[STATED TASK]
Records follow. Pull out every line that contains "Prater".

[EXTRACTED INFORMATION]
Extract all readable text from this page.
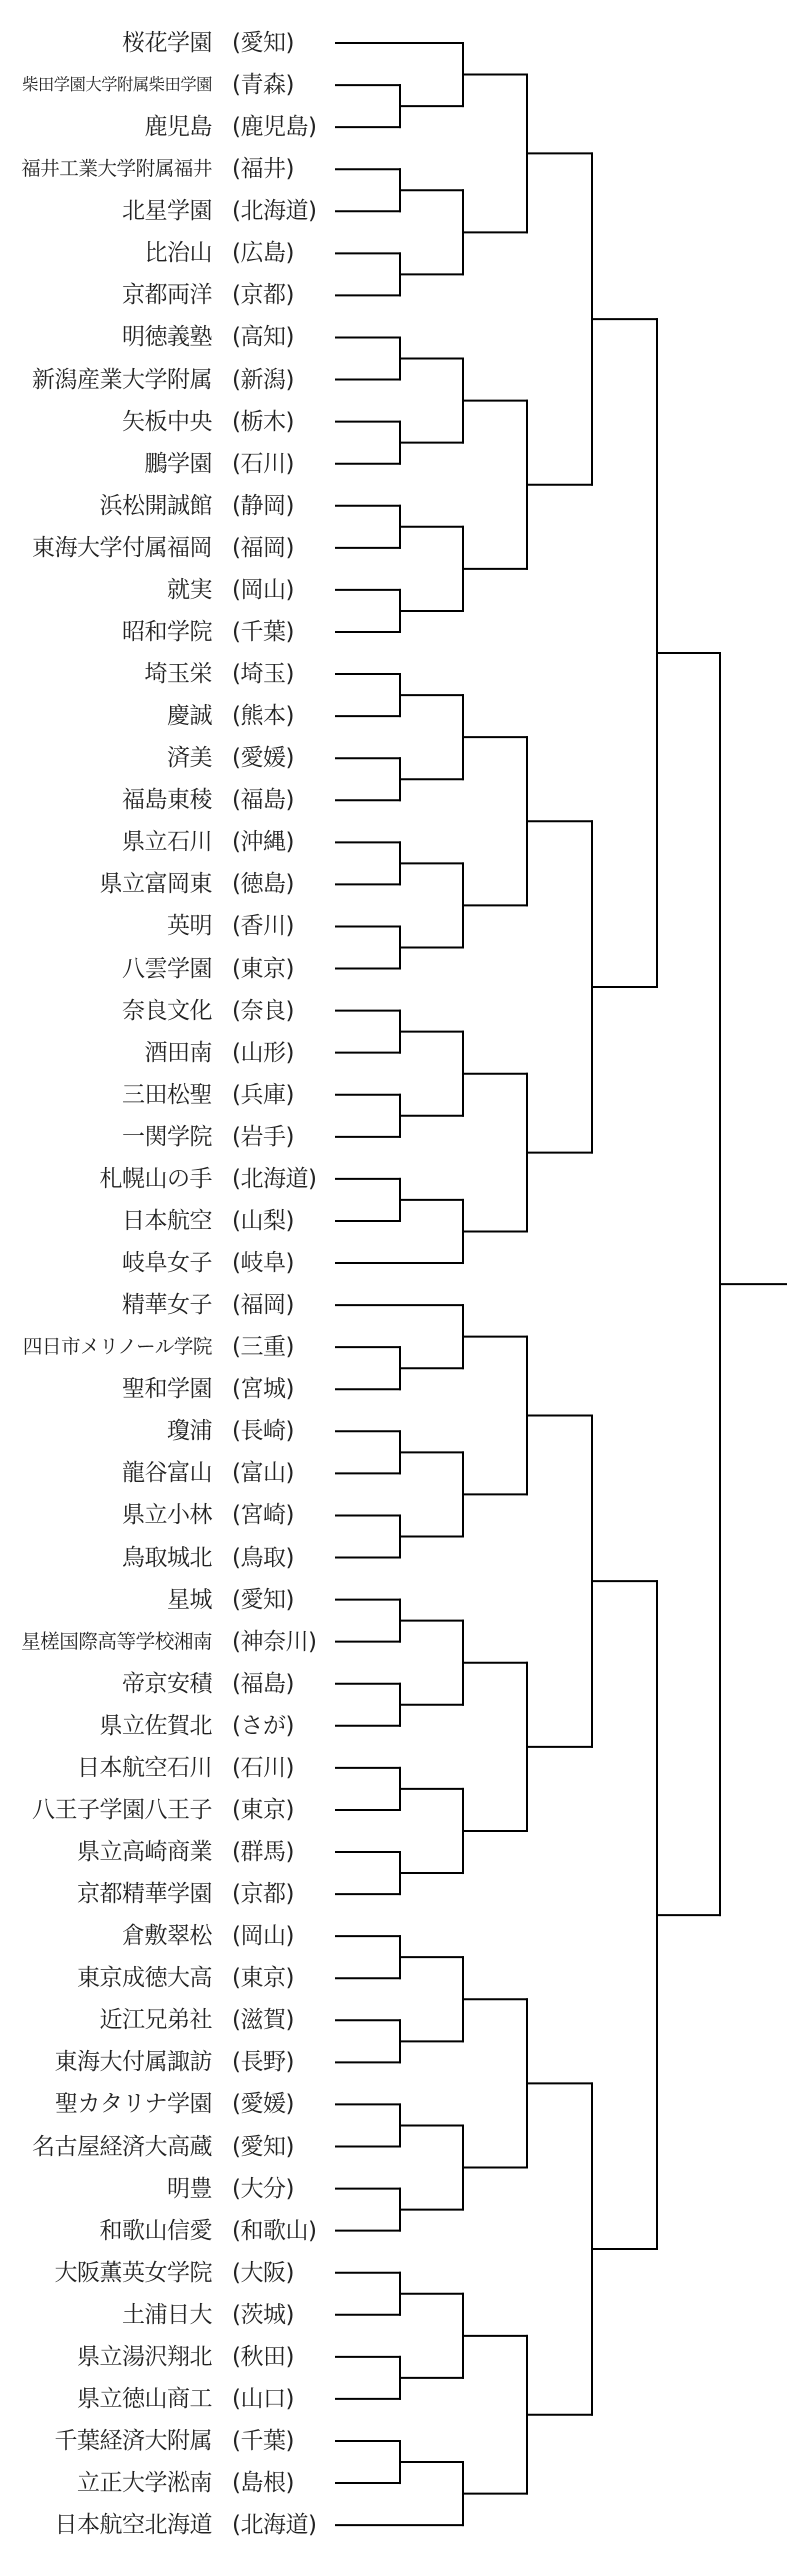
桜花学園 (愛知)
柴田学園大学附属柴田学園 (青森)
鹿児島 (鹿児島)
福井工業大学附属福井 (福井)
北星学園 (北海道)
比治山 (広島)
京都両洋 (京都)
明徳義塾 (高知)
新潟産業大学附属 (新潟)
矢板中央 (栃木)
鵬学園 (石川)
浜松開誠館 (静岡)
東海大学付属福岡 (福岡)
就実 (岡山)
昭和学院 (千葉)
埼玉栄 (埼玉)
慶誠 (熊本)
済美 (愛媛)
福島東稜 (福島)
県立石川 (沖縄)
県立富岡東 (徳島)
英明 (香川)
八雲学園 (東京)
奈良文化 (奈良)
酒田南 (山形)
三田松聖 (兵庫)
一関学院 (岩手)
札幌山の手 (北海道)
日本航空 (山梨)
岐阜女子 (岐阜)
精華女子 (福岡)
四日市メリノール学院 (三重)
聖和学園 (宮城)
瓊浦 (長崎)
龍谷富山 (富山)
県立小林 (宮崎)
鳥取城北 (鳥取)
星城 (愛知)
星槎国際高等学校湘南 (神奈川)
帝京安積 (福島)
県立佐賀北 (さが)
日本航空石川 (石川)
八王子学園八王子 (東京)
県立高崎商業 (群馬)
京都精華学園 (京都)
倉敷翠松 (岡山)
東京成徳大高 (東京)
近江兄弟社 (滋賀)
東海大付属諏訪 (長野)
聖カタリナ学園 (愛媛)
名古屋経済大高蔵 (愛知)
明豊 (大分)
和歌山信愛 (和歌山)
大阪薫英女学院 (大阪)
土浦日大 (茨城)
県立湯沢翔北 (秋田)
県立徳山商工 (山口)
千葉経済大附属 (千葉)
立正大学淞南 (島根)
日本航空北海道 (北海道)
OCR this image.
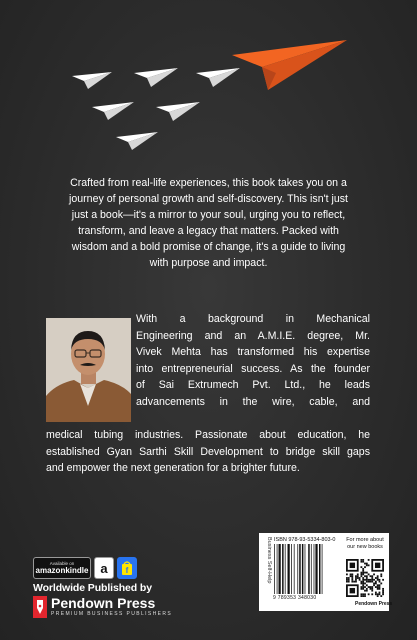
Crafted from real-life experiences, this book takes you on a
journey of personal growth and self-discovery. This isn't just
just a book—it's a mirror to your soul, urging you to reflect,
transform, and leave a legacy that matters. Packed with
wisdom and a bold promise of change, it's a guide to living
with purpose and impact.
With a background in Mechanical
Engineering and an A.M.I.E. degree, Mr.
Vivek Mehta has transformed his expertise
into entrepreneurial success. As the founder
of Sai Extrumech Pvt. Ltd., he leads
advancements in the wire, cable, and
medical tubing industries. Passionate about education, he
established Gyan Sarthi Skill Development to bridge skill gaps
and empower the next generation for a brighter future.
Available on
amazonkindle a f
Worldwide Published by
Pendown Press
PREMIUM BUSINESS PUBLISHERS
Business Self-Help ISBN 978-93-5334-803-0
9 789353 348030
For more about our new books
Pendown Press
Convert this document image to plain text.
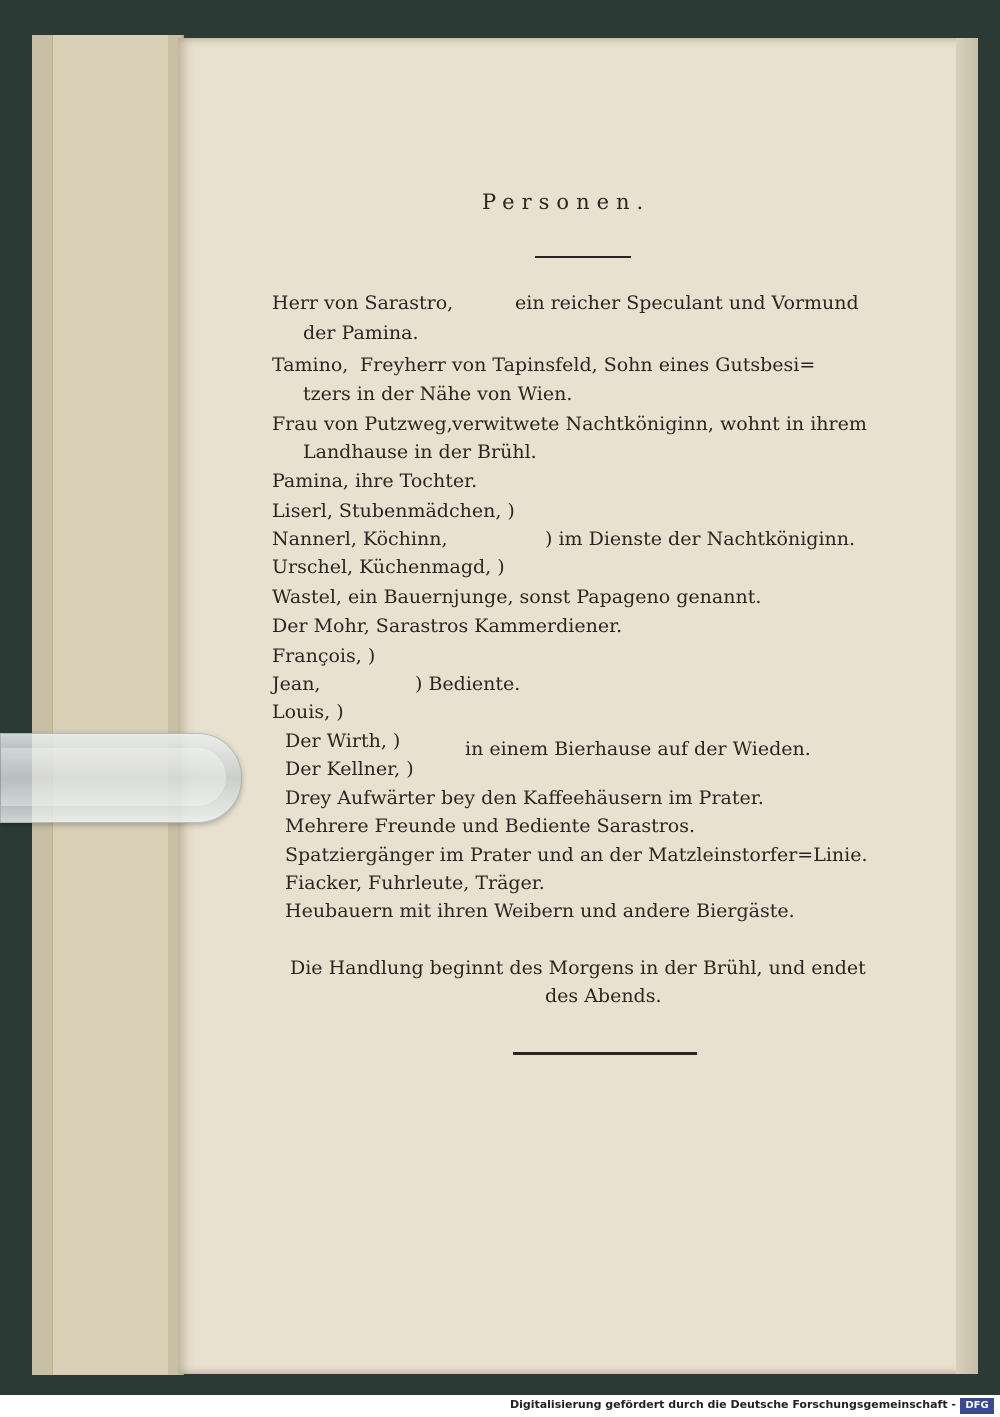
Personen.
Herr von Sarastro,	ein reicher Speculant und Vormund
der Pamina.
Tamino, Freyherr von Tapinsfeld, Sohn eines Gutsbesi=
tzers in der Nähe von Wien.
Frau von Putzweg, verwitwete Nachtköniginn, wohnt in ihrem
Landhause in der Brühl.
Pamina, ihre Tochter.
Liserl, Stubenmädchen, )
Nannerl, Köchinn,	) im Dienste der Nachtköniginn.
Urschel, Küchenmagd, )
Wastel, ein Bauernjunge, sonst Papageno genannt.
Der Mohr, Sarastros Kammerdiener.
François, )
Jean,	) Bediente.
Louis, )
Der Wirth, )	in einem Bierhause auf der Wieden.
Der Kellner, )
Drey Aufwärter bey den Kaffeehäusern im Prater.
Mehrere Freunde und Bediente Sarastros.
Spatziergänger im Prater und an der Matzleinstorfer=Linie.
Fiacker, Fuhrleute, Träger.
Heubauern mit ihren Weibern und andere Biergäste.
Die Handlung beginnt des Morgens in der Brühl, und endet
des Abends.
Digitalisierung gefördert durch die Deutsche Forschungsgemeinschaft - DFG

[EXERCISE ANSWER]
Drey Aufwärter bey den Kaffeehäusern im Prater.
Spatziergänger im Prater und an der Matzleinstorfer=Linie.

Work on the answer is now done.